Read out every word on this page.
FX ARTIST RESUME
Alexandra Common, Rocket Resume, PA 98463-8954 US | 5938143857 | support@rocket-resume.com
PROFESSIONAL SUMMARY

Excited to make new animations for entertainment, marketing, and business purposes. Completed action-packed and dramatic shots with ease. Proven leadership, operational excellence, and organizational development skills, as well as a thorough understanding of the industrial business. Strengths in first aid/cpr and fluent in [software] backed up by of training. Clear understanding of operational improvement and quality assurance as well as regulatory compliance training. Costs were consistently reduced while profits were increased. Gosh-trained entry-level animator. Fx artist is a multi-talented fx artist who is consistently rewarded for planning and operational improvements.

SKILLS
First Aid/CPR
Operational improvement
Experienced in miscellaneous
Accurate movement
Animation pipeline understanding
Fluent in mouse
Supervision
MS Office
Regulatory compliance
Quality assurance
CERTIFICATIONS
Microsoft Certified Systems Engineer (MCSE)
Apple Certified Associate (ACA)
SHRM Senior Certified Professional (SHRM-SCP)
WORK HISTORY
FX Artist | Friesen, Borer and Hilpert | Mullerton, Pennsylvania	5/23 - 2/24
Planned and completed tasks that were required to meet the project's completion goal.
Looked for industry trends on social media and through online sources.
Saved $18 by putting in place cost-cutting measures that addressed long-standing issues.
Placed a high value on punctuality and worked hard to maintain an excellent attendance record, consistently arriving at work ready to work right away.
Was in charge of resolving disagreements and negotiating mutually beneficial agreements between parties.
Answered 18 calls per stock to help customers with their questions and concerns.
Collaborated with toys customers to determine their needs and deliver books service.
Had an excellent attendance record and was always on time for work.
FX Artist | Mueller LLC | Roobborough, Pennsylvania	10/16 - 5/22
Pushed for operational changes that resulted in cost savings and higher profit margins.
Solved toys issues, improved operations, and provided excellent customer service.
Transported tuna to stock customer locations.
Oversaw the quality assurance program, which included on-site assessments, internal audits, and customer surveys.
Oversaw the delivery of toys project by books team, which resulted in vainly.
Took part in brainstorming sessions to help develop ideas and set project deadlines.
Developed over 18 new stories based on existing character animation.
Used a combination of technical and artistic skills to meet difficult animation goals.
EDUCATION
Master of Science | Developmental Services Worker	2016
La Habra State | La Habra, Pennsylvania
--
EXERCISE AIM — Write out every entry word for word.

THE SOLUTION —
Read out every word on this page.
FX ARTIST RESUME
Alexandra Common, Rocket Resume, PA 98463-8954 US | 5938143857 | support@rocket-resume.com
PROFESSIONAL SUMMARY

Excited to make new animations for entertainment, marketing, and business purposes. Completed action-packed and dramatic shots with ease. Proven leadership, operational excellence, and organizational development skills, as well as a thorough understanding of the industrial business. Strengths in first aid/cpr and fluent in [software] backed up by of training. Clear understanding of operational improvement and quality assurance as well as regulatory compliance training. Costs were consistently reduced while profits were increased. Gosh-trained entry-level animator. Fx artist is a multi-talented fx artist who is consistently rewarded for planning and operational improvements.

SKILLS
First Aid/CPR
Operational improvement
Experienced in miscellaneous
Accurate movement
Animation pipeline understanding
Fluent in mouse
Supervision
MS Office
Regulatory compliance
Quality assurance
CERTIFICATIONS
Microsoft Certified Systems Engineer (MCSE)
Apple Certified Associate (ACA)
SHRM Senior Certified Professional (SHRM-SCP)
WORK HISTORY
FX Artist | Friesen, Borer and Hilpert | Mullerton, Pennsylvania	5/23 - 2/24
Planned and completed tasks that were required to meet the project's completion goal.
Looked for industry trends on social media and through online sources.
Saved $18 by putting in place cost-cutting measures that addressed long-standing issues.
Placed a high value on punctuality and worked hard to maintain an excellent attendance record, consistently arriving at work ready to work right away.
Was in charge of resolving disagreements and negotiating mutually beneficial agreements between parties.
Answered 18 calls per stock to help customers with their questions and concerns.
Collaborated with toys customers to determine their needs and deliver books service.
Had an excellent attendance record and was always on time for work.
FX Artist | Mueller LLC | Roobborough, Pennsylvania	10/16 - 5/22
Pushed for operational changes that resulted in cost savings and higher profit margins.
Solved toys issues, improved operations, and provided excellent customer service.
Transported tuna to stock customer locations.
Oversaw the quality assurance program, which included on-site assessments, internal audits, and customer surveys.
Oversaw the delivery of toys project by books team, which resulted in vainly.
Took part in brainstorming sessions to help develop ideas and set project deadlines.
Developed over 18 new stories based on existing character animation.
Used a combination of technical and artistic skills to meet difficult animation goals.
EDUCATION
Master of Science | Developmental Services Worker	2016
La Habra State | La Habra, Pennsylvania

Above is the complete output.